*Stated problem*: Please copy the entries from the line with "list-item-game-release — [92, 53, 1002, 125]" to the line with "next-question-item — [92, 804, 1002, 852]", swapping "item-number" for "list-number" and leaving everything else as it is.

Entries from a dataset
__________

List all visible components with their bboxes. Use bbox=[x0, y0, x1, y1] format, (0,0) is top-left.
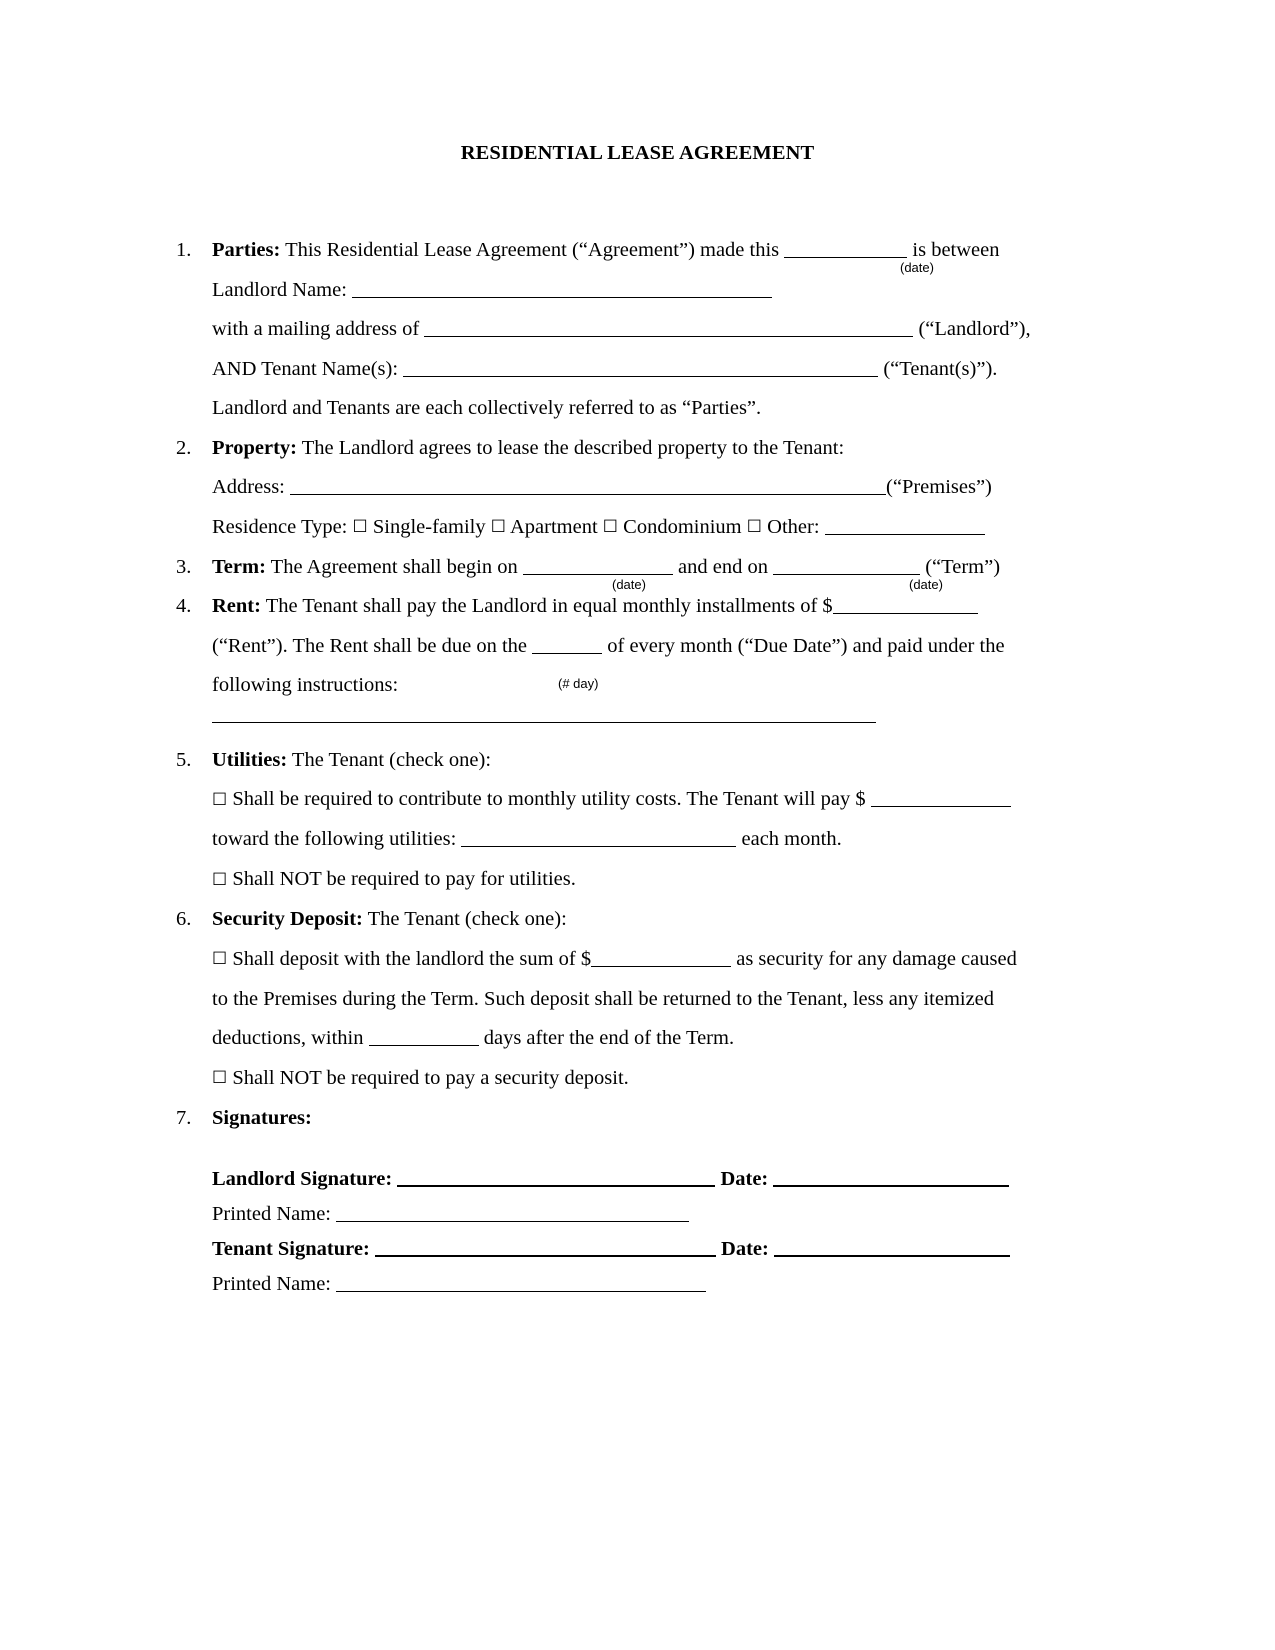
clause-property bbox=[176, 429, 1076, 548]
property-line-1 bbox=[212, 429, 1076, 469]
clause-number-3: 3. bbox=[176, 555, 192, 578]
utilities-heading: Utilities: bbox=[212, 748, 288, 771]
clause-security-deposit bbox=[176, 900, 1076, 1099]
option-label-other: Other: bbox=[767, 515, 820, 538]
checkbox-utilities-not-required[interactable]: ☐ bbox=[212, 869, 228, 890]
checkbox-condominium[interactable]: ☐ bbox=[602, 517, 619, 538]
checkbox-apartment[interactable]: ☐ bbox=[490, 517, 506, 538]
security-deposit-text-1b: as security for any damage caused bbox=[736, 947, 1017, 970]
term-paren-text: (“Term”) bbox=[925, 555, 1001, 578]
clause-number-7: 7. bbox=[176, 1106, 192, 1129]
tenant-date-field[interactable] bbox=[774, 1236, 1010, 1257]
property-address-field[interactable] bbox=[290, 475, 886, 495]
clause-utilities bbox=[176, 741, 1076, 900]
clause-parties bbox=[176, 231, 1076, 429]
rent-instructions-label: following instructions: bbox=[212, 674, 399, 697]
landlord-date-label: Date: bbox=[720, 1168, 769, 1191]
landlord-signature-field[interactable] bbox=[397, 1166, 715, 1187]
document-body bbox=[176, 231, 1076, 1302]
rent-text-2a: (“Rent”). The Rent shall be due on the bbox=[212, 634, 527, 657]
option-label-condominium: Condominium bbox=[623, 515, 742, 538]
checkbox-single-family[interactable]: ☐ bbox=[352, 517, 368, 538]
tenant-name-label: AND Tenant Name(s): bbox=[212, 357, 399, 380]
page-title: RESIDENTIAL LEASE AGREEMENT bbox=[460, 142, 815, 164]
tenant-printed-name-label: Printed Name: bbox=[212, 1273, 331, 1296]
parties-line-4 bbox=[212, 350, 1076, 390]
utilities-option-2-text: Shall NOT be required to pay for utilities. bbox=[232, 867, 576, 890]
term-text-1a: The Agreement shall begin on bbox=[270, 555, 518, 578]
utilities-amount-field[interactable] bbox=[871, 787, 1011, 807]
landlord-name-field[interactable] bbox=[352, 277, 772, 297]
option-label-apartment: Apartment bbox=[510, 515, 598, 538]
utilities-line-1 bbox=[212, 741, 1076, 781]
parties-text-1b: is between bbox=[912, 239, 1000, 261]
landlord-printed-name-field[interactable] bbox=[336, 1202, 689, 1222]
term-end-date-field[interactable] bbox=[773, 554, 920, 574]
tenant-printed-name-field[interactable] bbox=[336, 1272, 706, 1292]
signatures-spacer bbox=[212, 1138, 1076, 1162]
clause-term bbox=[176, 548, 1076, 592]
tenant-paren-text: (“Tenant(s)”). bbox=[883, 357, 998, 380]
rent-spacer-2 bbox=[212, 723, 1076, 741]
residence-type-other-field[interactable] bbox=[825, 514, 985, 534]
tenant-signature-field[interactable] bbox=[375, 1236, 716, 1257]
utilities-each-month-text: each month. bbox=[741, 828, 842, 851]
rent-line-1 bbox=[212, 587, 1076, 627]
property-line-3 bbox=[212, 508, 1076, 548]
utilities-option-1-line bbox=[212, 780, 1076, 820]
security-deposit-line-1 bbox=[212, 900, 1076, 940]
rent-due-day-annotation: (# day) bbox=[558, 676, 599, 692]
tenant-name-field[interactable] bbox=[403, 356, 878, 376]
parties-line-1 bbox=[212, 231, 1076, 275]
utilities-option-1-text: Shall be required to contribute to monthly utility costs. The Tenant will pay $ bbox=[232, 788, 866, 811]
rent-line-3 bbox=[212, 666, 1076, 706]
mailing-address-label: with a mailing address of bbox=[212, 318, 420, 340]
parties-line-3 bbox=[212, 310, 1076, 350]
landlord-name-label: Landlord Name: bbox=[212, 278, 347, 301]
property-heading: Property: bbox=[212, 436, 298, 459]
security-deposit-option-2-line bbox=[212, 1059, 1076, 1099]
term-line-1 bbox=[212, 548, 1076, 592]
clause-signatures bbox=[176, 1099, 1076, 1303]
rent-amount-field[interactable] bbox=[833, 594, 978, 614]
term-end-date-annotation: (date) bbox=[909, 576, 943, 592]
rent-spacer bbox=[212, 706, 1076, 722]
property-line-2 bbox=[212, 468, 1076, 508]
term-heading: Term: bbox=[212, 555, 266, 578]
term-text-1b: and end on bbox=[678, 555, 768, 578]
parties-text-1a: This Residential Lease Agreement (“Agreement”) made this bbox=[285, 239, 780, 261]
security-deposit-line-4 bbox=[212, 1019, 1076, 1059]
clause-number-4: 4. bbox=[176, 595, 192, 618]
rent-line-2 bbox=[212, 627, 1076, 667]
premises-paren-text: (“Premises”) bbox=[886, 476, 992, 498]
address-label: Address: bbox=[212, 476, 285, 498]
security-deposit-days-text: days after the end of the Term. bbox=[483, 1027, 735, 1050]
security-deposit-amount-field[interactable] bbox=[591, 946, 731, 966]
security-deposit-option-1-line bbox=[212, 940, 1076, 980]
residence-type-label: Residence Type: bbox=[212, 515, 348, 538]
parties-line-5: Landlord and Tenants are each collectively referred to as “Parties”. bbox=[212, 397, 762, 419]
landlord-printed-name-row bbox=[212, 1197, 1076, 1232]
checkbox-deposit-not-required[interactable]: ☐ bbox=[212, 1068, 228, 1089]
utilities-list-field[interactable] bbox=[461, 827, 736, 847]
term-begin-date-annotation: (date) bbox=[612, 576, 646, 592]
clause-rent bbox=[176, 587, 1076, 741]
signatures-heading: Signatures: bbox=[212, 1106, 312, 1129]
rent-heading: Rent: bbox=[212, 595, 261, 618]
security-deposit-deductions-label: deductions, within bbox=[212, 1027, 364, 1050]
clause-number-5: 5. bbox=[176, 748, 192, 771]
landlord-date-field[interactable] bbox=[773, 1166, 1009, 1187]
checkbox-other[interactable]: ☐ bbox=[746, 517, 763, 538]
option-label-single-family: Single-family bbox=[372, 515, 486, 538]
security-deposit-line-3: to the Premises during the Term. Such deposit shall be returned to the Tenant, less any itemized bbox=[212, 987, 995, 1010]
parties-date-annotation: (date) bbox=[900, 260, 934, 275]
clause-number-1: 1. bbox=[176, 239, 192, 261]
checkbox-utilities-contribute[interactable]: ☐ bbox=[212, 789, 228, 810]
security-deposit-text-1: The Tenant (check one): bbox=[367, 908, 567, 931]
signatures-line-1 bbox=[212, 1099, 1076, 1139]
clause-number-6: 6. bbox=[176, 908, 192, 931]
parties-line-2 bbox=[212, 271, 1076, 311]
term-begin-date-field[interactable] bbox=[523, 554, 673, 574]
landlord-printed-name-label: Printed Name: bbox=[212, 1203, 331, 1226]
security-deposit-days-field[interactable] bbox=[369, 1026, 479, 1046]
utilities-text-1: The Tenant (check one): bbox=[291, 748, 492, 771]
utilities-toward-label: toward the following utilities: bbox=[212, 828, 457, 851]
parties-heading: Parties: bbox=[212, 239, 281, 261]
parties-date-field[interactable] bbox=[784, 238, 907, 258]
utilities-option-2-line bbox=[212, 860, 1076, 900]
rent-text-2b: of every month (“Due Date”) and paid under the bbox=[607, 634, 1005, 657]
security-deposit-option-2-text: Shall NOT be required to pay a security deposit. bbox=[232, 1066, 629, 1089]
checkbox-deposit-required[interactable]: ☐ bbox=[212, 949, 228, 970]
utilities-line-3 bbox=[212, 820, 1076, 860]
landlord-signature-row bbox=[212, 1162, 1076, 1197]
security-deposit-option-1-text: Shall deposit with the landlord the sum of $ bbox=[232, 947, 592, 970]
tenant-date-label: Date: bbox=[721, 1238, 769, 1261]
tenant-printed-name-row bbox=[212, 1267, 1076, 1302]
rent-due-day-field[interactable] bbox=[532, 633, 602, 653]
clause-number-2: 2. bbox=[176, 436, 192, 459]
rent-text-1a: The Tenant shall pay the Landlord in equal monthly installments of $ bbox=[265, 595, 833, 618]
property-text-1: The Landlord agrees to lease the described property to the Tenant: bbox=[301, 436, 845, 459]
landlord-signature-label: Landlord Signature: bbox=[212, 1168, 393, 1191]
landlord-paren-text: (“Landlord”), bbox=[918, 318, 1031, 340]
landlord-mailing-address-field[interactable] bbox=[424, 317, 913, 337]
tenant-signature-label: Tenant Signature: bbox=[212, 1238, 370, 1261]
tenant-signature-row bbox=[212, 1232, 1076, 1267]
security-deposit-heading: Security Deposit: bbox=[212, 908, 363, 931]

__________

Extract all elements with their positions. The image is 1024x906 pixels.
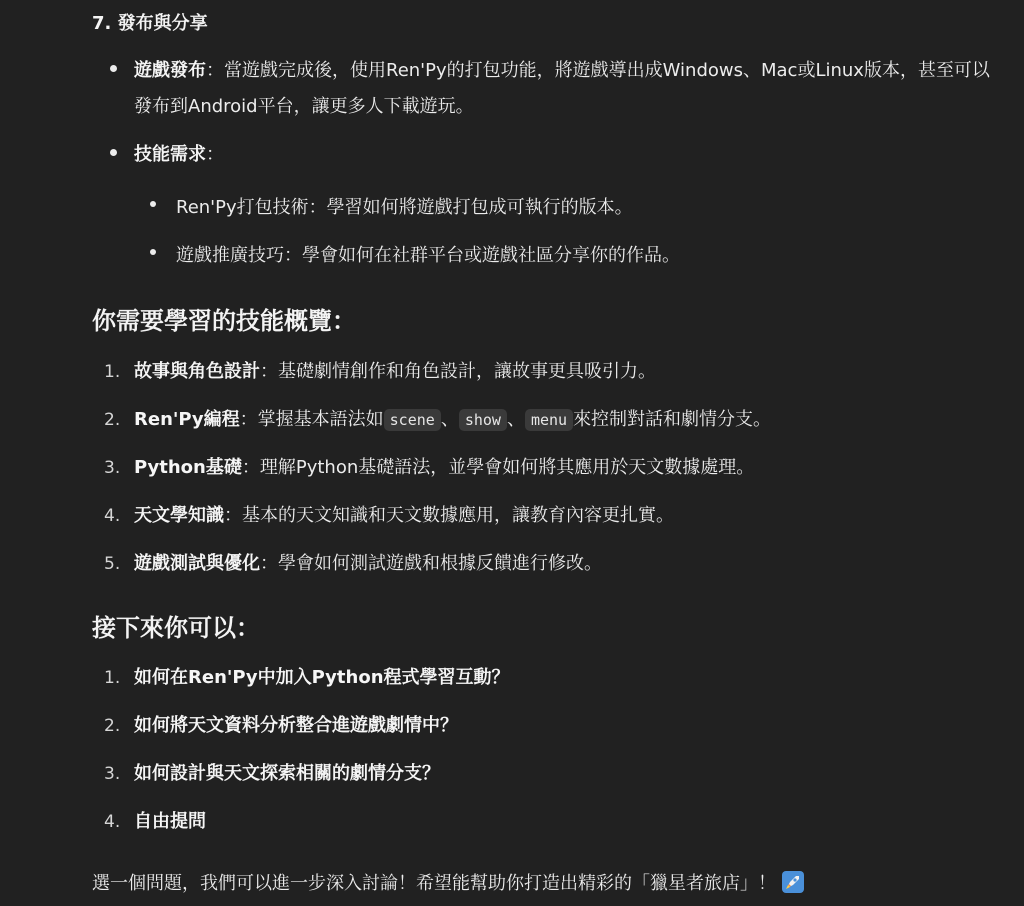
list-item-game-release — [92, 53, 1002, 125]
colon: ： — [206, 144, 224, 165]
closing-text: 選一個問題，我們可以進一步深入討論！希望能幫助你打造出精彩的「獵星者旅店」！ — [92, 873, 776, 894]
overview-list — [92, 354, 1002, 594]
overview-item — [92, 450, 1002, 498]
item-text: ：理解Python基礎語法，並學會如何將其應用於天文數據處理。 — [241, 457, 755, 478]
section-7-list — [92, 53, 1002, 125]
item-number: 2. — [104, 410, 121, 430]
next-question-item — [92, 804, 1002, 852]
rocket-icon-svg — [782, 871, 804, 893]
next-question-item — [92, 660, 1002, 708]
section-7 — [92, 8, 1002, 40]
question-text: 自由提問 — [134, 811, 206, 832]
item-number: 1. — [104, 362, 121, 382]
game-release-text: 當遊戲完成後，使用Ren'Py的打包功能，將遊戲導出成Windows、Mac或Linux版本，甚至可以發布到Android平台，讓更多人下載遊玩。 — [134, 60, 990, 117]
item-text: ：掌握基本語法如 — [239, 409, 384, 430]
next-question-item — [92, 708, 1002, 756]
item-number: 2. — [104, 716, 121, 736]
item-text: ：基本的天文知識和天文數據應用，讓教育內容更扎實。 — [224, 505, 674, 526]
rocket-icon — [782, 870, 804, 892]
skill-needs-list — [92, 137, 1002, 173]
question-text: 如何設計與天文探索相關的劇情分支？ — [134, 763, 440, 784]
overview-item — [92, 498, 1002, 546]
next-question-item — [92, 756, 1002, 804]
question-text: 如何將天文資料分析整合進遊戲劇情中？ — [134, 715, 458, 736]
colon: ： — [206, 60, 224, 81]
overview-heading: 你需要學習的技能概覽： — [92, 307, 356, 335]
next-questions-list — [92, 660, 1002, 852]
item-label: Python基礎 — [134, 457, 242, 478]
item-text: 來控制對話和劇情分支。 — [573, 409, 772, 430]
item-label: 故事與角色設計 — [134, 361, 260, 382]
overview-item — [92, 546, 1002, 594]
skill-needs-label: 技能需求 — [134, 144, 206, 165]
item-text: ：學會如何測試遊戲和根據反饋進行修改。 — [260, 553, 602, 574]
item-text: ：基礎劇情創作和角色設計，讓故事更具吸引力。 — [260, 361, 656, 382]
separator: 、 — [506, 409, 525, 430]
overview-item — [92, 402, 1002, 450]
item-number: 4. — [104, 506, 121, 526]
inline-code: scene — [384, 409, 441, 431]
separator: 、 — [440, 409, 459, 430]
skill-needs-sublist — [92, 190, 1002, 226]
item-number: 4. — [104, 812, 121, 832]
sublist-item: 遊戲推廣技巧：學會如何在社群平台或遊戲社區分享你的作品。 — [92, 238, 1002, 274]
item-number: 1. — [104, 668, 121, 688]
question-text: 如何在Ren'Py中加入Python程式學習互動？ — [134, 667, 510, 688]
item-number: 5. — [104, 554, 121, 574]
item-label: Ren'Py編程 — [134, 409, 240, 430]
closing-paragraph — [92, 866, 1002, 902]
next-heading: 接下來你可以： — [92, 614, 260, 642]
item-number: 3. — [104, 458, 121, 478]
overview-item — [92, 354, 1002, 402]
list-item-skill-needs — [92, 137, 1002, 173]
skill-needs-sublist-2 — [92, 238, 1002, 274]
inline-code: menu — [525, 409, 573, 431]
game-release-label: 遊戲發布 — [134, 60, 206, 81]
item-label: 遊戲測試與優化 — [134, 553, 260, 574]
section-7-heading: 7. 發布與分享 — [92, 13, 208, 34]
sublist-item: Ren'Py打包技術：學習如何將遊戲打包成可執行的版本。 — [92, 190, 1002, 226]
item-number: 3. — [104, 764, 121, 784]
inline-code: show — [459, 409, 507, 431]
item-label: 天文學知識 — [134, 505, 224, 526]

__________

*Correct response*:
list-item-game-release — [92, 53, 1002, 125]
colon: ： — [206, 144, 224, 165]
closing-text: 選一個問題，我們可以進一步深入討論！希望能幫助你打造出精彩的「獵星者旅店」！ — [92, 873, 776, 894]
overview-list — [92, 354, 1002, 594]
overview-item — [92, 450, 1002, 498]
item-text: ：理解Python基礎語法，並學會如何將其應用於天文數據處理。 — [241, 457, 755, 478]
section-7-list — [92, 53, 1002, 125]
list-number: 2. — [104, 410, 121, 430]
next-question-item — [92, 804, 1002, 852]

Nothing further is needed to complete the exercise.